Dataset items
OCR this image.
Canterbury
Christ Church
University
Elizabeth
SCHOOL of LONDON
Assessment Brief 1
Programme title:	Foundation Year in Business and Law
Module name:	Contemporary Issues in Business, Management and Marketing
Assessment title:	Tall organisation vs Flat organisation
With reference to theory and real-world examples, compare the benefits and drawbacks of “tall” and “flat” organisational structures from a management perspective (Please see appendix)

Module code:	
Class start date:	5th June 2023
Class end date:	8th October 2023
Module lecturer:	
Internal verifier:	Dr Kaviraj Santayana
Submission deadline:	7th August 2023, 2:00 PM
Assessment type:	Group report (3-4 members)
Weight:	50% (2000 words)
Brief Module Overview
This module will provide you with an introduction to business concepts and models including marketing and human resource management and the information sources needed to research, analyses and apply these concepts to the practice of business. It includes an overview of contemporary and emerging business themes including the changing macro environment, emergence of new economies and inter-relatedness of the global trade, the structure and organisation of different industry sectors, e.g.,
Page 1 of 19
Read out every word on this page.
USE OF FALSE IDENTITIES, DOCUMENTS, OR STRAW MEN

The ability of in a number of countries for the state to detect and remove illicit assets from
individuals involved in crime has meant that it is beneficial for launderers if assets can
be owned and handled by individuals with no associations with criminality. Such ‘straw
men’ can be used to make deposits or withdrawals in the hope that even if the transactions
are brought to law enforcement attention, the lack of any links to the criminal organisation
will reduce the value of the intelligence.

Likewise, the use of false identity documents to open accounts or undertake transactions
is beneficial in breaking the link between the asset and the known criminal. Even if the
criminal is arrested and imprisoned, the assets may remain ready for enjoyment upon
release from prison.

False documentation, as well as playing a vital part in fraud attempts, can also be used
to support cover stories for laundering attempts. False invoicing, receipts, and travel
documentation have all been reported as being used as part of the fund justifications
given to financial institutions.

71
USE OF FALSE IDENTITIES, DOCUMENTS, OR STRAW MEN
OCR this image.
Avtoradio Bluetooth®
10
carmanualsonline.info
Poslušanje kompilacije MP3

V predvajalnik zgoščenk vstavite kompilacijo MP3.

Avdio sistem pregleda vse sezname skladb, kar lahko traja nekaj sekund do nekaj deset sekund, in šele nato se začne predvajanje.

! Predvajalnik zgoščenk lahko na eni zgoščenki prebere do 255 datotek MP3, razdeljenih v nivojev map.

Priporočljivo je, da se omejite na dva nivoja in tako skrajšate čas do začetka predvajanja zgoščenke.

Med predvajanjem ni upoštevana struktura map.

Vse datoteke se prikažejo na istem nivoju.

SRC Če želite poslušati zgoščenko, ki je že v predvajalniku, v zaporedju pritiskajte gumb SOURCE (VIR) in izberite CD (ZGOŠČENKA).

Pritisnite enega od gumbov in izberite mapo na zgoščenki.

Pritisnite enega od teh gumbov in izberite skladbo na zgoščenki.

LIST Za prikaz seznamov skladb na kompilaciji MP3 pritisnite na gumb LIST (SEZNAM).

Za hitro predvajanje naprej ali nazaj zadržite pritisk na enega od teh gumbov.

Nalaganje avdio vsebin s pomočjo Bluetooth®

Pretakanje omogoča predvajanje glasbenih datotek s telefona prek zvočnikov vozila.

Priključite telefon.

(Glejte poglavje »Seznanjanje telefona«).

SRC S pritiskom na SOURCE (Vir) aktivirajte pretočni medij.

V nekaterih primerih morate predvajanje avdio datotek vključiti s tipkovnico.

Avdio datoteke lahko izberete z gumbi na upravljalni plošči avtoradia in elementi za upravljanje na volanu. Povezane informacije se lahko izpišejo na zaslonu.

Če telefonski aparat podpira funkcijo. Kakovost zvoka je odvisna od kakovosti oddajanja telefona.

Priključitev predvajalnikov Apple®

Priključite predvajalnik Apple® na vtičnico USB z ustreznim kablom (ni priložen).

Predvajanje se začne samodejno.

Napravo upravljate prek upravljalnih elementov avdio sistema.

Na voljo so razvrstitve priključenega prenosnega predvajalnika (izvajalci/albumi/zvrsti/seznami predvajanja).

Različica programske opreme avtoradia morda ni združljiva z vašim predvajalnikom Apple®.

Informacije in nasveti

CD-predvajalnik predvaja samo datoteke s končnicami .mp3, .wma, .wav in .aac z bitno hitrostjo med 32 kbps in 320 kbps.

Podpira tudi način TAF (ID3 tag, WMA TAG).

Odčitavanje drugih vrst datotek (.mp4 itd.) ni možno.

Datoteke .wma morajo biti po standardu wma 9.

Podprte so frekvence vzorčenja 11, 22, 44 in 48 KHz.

• _TASK PROMPT_:
All of the material above needs to be retyped word for word.

• _THE RESULT_:
OCR this image.
Canterbury
Christ Church
University
Elizabeth
SCHOOL of LONDON
Assessment Brief 1
Programme title:	Foundation Year in Business and Law
Module name:	Contemporary Issues in Business, Management and Marketing
Assessment title:	Tall organisation vs Flat organisation
With reference to theory and real-world examples, compare the benefits and drawbacks of “tall” and “flat” organisational structures from a management perspective (Please see appendix)

Module code:	
Class start date:	5th June 2023
Class end date:	8th October 2023
Module lecturer:	
Internal verifier:	Dr Kaviraj Santayana
Submission deadline:	7th August 2023, 2:00 PM
Assessment type:	Group report (3-4 members)
Weight:	50% (2000 words)
Brief Module Overview
This module will provide you with an introduction to business concepts and models including marketing and human resource management and the information sources needed to research, analyses and apply these concepts to the practice of business. It includes an overview of contemporary and emerging business themes including the changing macro environment, emergence of new economies and inter-relatedness of the global trade, the structure and organisation of different industry sectors, e.g.,
Page 1 of 19
Read out every word on this page.
USE OF FALSE IDENTITIES, DOCUMENTS, OR STRAW MEN

The ability of in a number of countries for the state to detect and remove illicit assets from
individuals involved in crime has meant that it is beneficial for launderers if assets can
be owned and handled by individuals with no associations with criminality. Such ‘straw
men’ can be used to make deposits or withdrawals in the hope that even if the transactions
are brought to law enforcement attention, the lack of any links to the criminal organisation
will reduce the value of the intelligence.

Likewise, the use of false identity documents to open accounts or undertake transactions
is beneficial in breaking the link between the asset and the known criminal. Even if the
criminal is arrested and imprisoned, the assets may remain ready for enjoyment upon
release from prison.

False documentation, as well as playing a vital part in fraud attempts, can also be used
to support cover stories for laundering attempts. False invoicing, receipts, and travel
documentation have all been reported as being used as part of the fund justifications
given to financial institutions.

71
USE OF FALSE IDENTITIES, DOCUMENTS, OR STRAW MEN
OCR this image.
Avtoradio Bluetooth®
10
carmanualsonline.info
Poslušanje kompilacije MP3

V predvajalnik zgoščenk vstavite kompilacijo MP3.

Avdio sistem pregleda vse sezname skladb, kar lahko traja nekaj sekund do nekaj deset sekund, in šele nato se začne predvajanje.

! Predvajalnik zgoščenk lahko na eni zgoščenki prebere do 255 datotek MP3, razdeljenih v nivojev map.

Priporočljivo je, da se omejite na dva nivoja in tako skrajšate čas do začetka predvajanja zgoščenke.

Med predvajanjem ni upoštevana struktura map.

Vse datoteke se prikažejo na istem nivoju.

SRC Če želite poslušati zgoščenko, ki je že v predvajalniku, v zaporedju pritiskajte gumb SOURCE (VIR) in izberite CD (ZGOŠČENKA).

Pritisnite enega od gumbov in izberite mapo na zgoščenki.

Pritisnite enega od teh gumbov in izberite skladbo na zgoščenki.

LIST Za prikaz seznamov skladb na kompilaciji MP3 pritisnite na gumb LIST (SEZNAM).

Za hitro predvajanje naprej ali nazaj zadržite pritisk na enega od teh gumbov.

Nalaganje avdio vsebin s pomočjo Bluetooth®

Pretakanje omogoča predvajanje glasbenih datotek s telefona prek zvočnikov vozila.

Priključite telefon.

(Glejte poglavje »Seznanjanje telefona«).

SRC S pritiskom na SOURCE (Vir) aktivirajte pretočni medij.

V nekaterih primerih morate predvajanje avdio datotek vključiti s tipkovnico.

Avdio datoteke lahko izberete z gumbi na upravljalni plošči avtoradia in elementi za upravljanje na volanu. Povezane informacije se lahko izpišejo na zaslonu.

Če telefonski aparat podpira funkcijo. Kakovost zvoka je odvisna od kakovosti oddajanja telefona.

Priključitev predvajalnikov Apple®

Priključite predvajalnik Apple® na vtičnico USB z ustreznim kablom (ni priložen).

Predvajanje se začne samodejno.

Napravo upravljate prek upravljalnih elementov avdio sistema.

Na voljo so razvrstitve priključenega prenosnega predvajalnika (izvajalci/albumi/zvrsti/seznami predvajanja).

Različica programske opreme avtoradia morda ni združljiva z vašim predvajalnikom Apple®.

Informacije in nasveti

CD-predvajalnik predvaja samo datoteke s končnicami .mp3, .wma, .wav in .aac z bitno hitrostjo med 32 kbps in 320 kbps.

Podpira tudi način TAF (ID3 tag, WMA TAG).

Odčitavanje drugih vrst datotek (.mp4 itd.) ni možno.

Datoteke .wma morajo biti po standardu wma 9.

Podprte so frekvence vzorčenja 11, 22, 44 in 48 KHz.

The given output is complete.